**** Dataset extract
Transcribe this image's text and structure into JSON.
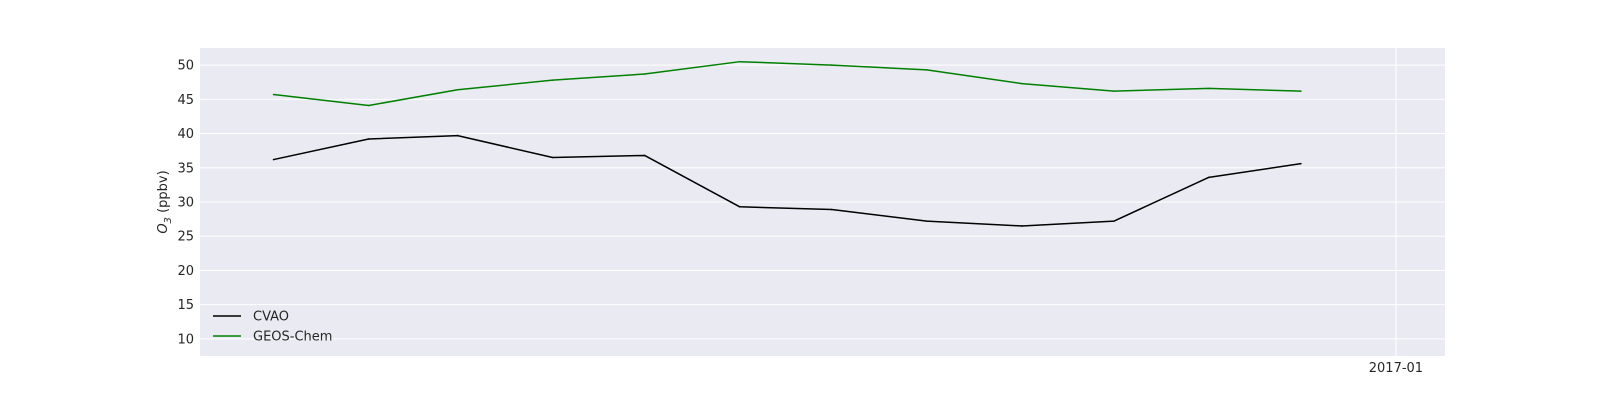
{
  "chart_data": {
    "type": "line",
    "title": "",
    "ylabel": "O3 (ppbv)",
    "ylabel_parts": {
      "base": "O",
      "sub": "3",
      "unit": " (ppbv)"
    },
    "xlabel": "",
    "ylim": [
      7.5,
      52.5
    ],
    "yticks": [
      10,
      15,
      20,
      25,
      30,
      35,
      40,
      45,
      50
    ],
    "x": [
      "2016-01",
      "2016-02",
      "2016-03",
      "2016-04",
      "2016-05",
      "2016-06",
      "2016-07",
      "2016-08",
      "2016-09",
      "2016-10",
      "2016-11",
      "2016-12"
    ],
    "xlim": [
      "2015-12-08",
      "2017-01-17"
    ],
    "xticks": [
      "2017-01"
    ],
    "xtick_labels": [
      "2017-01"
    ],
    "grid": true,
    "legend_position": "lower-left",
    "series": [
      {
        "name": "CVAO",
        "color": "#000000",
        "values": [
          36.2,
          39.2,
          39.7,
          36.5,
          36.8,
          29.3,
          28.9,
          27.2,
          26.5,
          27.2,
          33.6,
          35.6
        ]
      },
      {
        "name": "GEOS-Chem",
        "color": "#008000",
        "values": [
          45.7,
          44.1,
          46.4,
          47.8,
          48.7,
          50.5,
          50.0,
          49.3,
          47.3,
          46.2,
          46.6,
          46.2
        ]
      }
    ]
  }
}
********
- [Task brief]
What you return should match the records above word for word, minus the pictures.

- [Answer]
Transcribe this image's text and structure into JSON.
{
  "chart_data": {
    "type": "line",
    "title": "",
    "ylabel": "O3 (ppbv)",
    "ylabel_parts": {
      "base": "O",
      "sub": "3",
      "unit": " (ppbv)"
    },
    "xlabel": "",
    "ylim": [
      7.5,
      52.5
    ],
    "yticks": [
      10,
      15,
      20,
      25,
      30,
      35,
      40,
      45,
      50
    ],
    "x": [
      "2016-01",
      "2016-02",
      "2016-03",
      "2016-04",
      "2016-05",
      "2016-06",
      "2016-07",
      "2016-08",
      "2016-09",
      "2016-10",
      "2016-11",
      "2016-12"
    ],
    "xlim": [
      "2015-12-08",
      "2017-01-17"
    ],
    "xticks": [
      "2017-01"
    ],
    "xtick_labels": [
      "2017-01"
    ],
    "grid": true,
    "legend_position": "lower-left",
    "series": [
      {
        "name": "CVAO",
        "color": "#000000",
        "values": [
          36.2,
          39.2,
          39.7,
          36.5,
          36.8,
          29.3,
          28.9,
          27.2,
          26.5,
          27.2,
          33.6,
          35.6
        ]
      },
      {
        "name": "GEOS-Chem",
        "color": "#008000",
        "values": [
          45.7,
          44.1,
          46.4,
          47.8,
          48.7,
          50.5,
          50.0,
          49.3,
          47.3,
          46.2,
          46.6,
          46.2
        ]
      }
    ]
  }
}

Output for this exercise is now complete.